**Goal**
Every line in the listing is to be echoed verbatim.

**Given data**
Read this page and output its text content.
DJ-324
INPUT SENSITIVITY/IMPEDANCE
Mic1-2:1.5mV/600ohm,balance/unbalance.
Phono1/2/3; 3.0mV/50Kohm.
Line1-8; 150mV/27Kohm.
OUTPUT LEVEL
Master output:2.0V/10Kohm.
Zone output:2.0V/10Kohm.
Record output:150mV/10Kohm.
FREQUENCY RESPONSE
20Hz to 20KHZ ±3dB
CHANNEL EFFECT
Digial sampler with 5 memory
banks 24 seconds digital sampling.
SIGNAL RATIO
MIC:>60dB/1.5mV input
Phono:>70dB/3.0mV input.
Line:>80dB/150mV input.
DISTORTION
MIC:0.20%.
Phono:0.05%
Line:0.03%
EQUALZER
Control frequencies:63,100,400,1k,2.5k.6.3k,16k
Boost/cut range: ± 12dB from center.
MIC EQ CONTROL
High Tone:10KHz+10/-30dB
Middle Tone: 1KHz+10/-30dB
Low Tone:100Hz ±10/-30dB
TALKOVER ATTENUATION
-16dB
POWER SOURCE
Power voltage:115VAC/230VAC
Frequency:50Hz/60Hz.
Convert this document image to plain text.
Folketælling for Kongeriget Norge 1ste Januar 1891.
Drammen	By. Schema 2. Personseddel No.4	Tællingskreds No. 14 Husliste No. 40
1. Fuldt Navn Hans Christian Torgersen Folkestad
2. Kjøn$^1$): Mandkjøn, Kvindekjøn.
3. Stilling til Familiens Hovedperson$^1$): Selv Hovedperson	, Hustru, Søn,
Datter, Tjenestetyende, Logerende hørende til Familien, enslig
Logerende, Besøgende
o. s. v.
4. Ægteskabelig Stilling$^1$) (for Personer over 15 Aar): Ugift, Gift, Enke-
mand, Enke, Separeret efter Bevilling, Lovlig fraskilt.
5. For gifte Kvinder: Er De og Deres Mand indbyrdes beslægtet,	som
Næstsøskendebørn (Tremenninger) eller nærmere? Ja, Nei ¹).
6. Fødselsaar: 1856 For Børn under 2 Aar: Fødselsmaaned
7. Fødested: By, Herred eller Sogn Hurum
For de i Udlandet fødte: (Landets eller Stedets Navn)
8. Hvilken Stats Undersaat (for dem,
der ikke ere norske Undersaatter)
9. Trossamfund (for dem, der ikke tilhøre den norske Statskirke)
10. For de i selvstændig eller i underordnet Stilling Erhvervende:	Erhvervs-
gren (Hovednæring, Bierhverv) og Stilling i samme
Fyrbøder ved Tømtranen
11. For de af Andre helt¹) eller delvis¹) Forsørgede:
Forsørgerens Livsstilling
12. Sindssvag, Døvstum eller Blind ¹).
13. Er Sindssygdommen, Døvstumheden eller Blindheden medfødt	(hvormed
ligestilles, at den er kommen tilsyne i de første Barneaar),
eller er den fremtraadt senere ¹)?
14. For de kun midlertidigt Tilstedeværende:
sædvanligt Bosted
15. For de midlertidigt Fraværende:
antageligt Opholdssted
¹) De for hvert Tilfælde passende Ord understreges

**Solution to the problem**
Read this page and output its text content.
DJ-324
INPUT SENSITIVITY/IMPEDANCE
Mic1-2:1.5mV/600ohm,balance/unbalance.
Phono1/2/3; 3.0mV/50Kohm.
Line1-8; 150mV/27Kohm.
OUTPUT LEVEL
Master output:2.0V/10Kohm.
Zone output:2.0V/10Kohm.
Record output:150mV/10Kohm.
FREQUENCY RESPONSE
20Hz to 20KHZ ±3dB
CHANNEL EFFECT
Digial sampler with 5 memory
banks 24 seconds digital sampling.
SIGNAL RATIO
MIC:>60dB/1.5mV input
Phono:>70dB/3.0mV input.
Line:>80dB/150mV input.
DISTORTION
MIC:0.20%.
Phono:0.05%
Line:0.03%
EQUALZER
Control frequencies:63,100,400,1k,2.5k.6.3k,16k
Boost/cut range: ± 12dB from center.
MIC EQ CONTROL
High Tone:10KHz+10/-30dB
Middle Tone: 1KHz+10/-30dB
Low Tone:100Hz ±10/-30dB
TALKOVER ATTENUATION
-16dB
POWER SOURCE
Power voltage:115VAC/230VAC
Frequency:50Hz/60Hz.
Convert this document image to plain text.
Folketælling for Kongeriget Norge 1ste Januar 1891.
Drammen	By. Schema 2. Personseddel No.4	Tællingskreds No. 14 Husliste No. 40
1. Fuldt Navn Hans Christian Torgersen Folkestad
2. Kjøn$^1$): Mandkjøn, Kvindekjøn.
3. Stilling til Familiens Hovedperson$^1$): Selv Hovedperson	, Hustru, Søn,
Datter, Tjenestetyende, Logerende hørende til Familien, enslig
Logerende, Besøgende
o. s. v.
4. Ægteskabelig Stilling$^1$) (for Personer over 15 Aar): Ugift, Gift, Enke-
mand, Enke, Separeret efter Bevilling, Lovlig fraskilt.
5. For gifte Kvinder: Er De og Deres Mand indbyrdes beslægtet,	som
Næstsøskendebørn (Tremenninger) eller nærmere? Ja, Nei ¹).
6. Fødselsaar: 1856 For Børn under 2 Aar: Fødselsmaaned
7. Fødested: By, Herred eller Sogn Hurum
For de i Udlandet fødte: (Landets eller Stedets Navn)
8. Hvilken Stats Undersaat (for dem,
der ikke ere norske Undersaatter)
9. Trossamfund (for dem, der ikke tilhøre den norske Statskirke)
10. For de i selvstændig eller i underordnet Stilling Erhvervende:	Erhvervs-
gren (Hovednæring, Bierhverv) og Stilling i samme
Fyrbøder ved Tømtranen
11. For de af Andre helt¹) eller delvis¹) Forsørgede:
Forsørgerens Livsstilling
12. Sindssvag, Døvstum eller Blind ¹).
13. Er Sindssygdommen, Døvstumheden eller Blindheden medfødt	(hvormed
ligestilles, at den er kommen tilsyne i de første Barneaar),
eller er den fremtraadt senere ¹)?
14. For de kun midlertidigt Tilstedeværende:
sædvanligt Bosted
15. For de midlertidigt Fraværende:
antageligt Opholdssted
¹) De for hvert Tilfælde passende Ord understreges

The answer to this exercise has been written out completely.